**Required work:**
Return all lines below containing the word "Total".

***** Supplied records *****

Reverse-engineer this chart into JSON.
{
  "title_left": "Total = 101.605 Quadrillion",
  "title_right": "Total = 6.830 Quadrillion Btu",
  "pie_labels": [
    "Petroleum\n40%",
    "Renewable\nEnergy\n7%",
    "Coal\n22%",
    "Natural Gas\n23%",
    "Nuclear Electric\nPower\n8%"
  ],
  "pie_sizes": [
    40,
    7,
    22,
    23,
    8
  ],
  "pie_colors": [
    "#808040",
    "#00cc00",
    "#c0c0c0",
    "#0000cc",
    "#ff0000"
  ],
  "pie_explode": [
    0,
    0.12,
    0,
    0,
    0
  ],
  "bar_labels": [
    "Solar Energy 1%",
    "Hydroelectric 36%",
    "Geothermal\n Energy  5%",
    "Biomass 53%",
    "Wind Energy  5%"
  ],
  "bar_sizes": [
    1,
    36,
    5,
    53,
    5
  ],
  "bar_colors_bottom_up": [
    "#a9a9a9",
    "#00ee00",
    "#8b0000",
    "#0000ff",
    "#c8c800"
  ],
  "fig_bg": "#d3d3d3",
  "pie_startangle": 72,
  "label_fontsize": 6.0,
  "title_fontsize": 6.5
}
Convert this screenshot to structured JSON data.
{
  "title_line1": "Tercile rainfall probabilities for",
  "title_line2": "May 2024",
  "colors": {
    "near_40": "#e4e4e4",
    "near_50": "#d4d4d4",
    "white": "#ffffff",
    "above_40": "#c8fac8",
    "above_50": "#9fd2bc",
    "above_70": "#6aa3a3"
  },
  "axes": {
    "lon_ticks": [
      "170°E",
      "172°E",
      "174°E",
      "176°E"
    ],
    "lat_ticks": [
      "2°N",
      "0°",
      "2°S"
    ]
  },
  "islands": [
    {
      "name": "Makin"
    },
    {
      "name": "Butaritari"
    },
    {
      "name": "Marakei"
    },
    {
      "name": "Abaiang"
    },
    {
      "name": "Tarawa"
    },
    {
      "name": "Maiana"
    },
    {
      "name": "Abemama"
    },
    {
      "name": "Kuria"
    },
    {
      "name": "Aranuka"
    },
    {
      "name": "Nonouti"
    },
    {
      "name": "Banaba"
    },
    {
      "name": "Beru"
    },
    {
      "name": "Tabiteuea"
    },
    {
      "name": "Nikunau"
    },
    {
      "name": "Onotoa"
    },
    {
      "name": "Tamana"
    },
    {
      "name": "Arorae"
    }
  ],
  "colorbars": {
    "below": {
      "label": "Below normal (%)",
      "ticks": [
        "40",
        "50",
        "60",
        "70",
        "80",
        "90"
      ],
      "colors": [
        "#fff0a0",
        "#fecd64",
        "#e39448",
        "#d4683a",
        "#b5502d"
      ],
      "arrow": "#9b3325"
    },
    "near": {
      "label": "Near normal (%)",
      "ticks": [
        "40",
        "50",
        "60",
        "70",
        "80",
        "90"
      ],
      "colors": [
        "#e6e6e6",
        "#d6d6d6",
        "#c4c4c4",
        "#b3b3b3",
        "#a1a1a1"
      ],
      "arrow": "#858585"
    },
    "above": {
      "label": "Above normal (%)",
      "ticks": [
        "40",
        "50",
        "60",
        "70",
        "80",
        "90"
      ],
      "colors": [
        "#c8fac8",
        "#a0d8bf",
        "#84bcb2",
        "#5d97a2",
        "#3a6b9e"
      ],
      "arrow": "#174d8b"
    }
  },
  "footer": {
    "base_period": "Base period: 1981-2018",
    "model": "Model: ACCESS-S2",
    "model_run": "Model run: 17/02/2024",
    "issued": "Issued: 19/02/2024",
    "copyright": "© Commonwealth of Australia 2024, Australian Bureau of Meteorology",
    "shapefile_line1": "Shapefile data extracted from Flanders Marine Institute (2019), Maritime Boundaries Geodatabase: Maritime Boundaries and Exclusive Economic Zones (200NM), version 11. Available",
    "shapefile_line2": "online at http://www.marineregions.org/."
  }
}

*****

**Solution to the problem:**
  "title_left": "Total = 101.605 Quadrillion",
  "title_right": "Total = 6.830 Quadrillion Btu",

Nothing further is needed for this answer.